** What you need to do **
From the text on the PLS algorithm and sampling design, extract the passage from "It is shown" up to and including "impacts between them.", word for word.

** Source document **
============

The idea leading this work is to estimate the satisfaction level of government service users in a large and dispersed population, for which a sample design with an equal selection probability is not a feasible option. This study is based on the analysis of the sampling distributions of estimators under different sampling designs.
It is shown that the probability of selection of the units behind the sampling design affect the results of the PLS algorithm, both the scores of latent variables and the impacts between them.
To the author's knowledge, this issue has not been addressed before in the literature.
Fecha recepción: Agosto 2015 Fecha aceptación: Diciembre 2015
PLS algorithm is available in some software alternatives, such as, PLS Graph, SmartPLS, PLS-GUI, SPAD-PLS, among others. The PLS algorithm was designed to test and measure cause and effect relationships between both, unobservable variables (latent variables) and observable variables (manifest variables). The PLS algorithm also allows to determine a score or measurement in latent variables.
The use of PLS algorithm is prevalent in areas of social sciences, such as psychology, where it is common to work with latent variables (IQ, level of depression). Another common use of PLS algorithm is in customer satisfaction indexes. Satisfaction indexes such as the American Customer Satisfaction Index (ACSI, 2005) or the European Customer Satisfaction Index (ECSI, in Chatelin et. al (2002)) use this algorithm to measure customer satisfaction, whether it is with products or services from the private or public sectors.
The origin of this work arises from a real problem, estimating user satisfaction level of beneficiaries of social assistance programs of the Mexican government based on Partial Least Squares Path Models, i.e. by Structural Equation Modeling and the PLS algorithm. The beneficiaries of these programs are widely dispersed throughout the country in hard to reach areas. They are people of low economic level (no phone) and the only way to contact them is by face to face interview. For the type of population described above, a sampling design with equal probability of selection, such as Simple Random Sampling (SRS), is not feasible, because it involves the interviewer's displacement to difficult places, sometimes just to survey one person, even forming subgroups in the population (stratified sampling). An unequal probability sampling design is a better option in these conditions because concentrates the sample in fewer regions.
During the development of this evaluation, we came to some questions on which there are not answers in the current literature. By using PLS path models, what about the results of the PLS algorithm when the sampling design does not give the same probability of selection to elements in the population? Will the results be severely altered? Just the impacts between variables are affected? Just the scores are affected? Both? The trend is towards sub (over) estimate? What we can be done to reduce the effect of sampling design? Is the use of weights (probability weights) convenient in this situation?
Analyze the situation from the theoretical point of view presents serious difficulties, as the PLS algorithm results are determined by a numerical iterative process for which formal developments hardly reach results. The theorem proofs we found in some publications, (Dijkstra 2009, Fornell 1982) are somewhat different to the demonstrations in other areas of mathematics (less formal). This is partly due to the difficulty caused by the fact that the PLS estimators are the result of an iterative process that complicates the subsequent handling in theoretical developments.
However, we have the option to analyze things from the perspective of sampling theory, simulating samples from a finite population known under different conditions (equal and unequal probability of selection). This procedure, also reaching answers to the above questions, provides an alternative methodology to analyze possible benefits or failures of PLS algorithm in other cases.

============

** Dataset excerpts **
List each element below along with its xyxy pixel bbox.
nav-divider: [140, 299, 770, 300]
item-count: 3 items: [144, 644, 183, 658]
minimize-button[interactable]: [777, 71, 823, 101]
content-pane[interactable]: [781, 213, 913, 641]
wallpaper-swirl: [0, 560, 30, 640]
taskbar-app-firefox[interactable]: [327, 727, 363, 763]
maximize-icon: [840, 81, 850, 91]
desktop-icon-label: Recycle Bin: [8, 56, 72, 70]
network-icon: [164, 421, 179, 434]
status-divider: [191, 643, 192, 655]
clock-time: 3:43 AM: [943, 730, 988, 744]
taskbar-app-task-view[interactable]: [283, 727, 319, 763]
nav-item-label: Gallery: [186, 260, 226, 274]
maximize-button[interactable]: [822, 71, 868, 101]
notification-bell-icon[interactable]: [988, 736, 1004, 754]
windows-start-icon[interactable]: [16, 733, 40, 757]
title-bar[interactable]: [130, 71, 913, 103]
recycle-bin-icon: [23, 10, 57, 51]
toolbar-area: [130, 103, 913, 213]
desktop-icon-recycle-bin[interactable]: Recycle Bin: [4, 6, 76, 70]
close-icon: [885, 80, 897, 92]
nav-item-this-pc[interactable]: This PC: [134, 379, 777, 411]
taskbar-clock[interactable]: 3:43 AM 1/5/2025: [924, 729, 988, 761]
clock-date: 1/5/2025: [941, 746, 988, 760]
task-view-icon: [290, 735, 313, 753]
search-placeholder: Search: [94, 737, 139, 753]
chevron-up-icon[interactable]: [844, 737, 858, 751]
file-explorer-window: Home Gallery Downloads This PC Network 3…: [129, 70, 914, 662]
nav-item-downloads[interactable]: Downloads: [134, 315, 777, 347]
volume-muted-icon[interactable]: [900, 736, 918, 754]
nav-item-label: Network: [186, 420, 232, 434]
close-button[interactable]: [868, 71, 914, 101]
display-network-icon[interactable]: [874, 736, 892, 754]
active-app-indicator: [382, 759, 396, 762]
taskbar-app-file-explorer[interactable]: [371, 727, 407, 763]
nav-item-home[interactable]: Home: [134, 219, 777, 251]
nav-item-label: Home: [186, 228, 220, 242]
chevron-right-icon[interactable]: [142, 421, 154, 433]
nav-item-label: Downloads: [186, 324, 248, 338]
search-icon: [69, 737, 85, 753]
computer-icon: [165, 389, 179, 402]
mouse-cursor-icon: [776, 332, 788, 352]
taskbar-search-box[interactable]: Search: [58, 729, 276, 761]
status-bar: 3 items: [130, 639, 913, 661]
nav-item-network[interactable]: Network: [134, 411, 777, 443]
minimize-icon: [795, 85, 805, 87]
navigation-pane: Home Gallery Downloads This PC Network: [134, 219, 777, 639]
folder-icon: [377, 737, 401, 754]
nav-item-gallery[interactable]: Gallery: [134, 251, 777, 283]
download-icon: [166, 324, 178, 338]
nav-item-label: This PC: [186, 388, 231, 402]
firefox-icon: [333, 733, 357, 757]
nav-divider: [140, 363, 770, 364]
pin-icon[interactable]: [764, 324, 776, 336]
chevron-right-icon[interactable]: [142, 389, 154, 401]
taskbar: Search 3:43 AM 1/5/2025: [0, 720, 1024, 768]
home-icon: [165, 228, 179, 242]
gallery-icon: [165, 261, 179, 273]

============

** Response for this exercise **
It is shown that the probability of selection of the units behind the sampling design affect the results of the PLS algorithm, both the scores of latent variables and the impacts between them.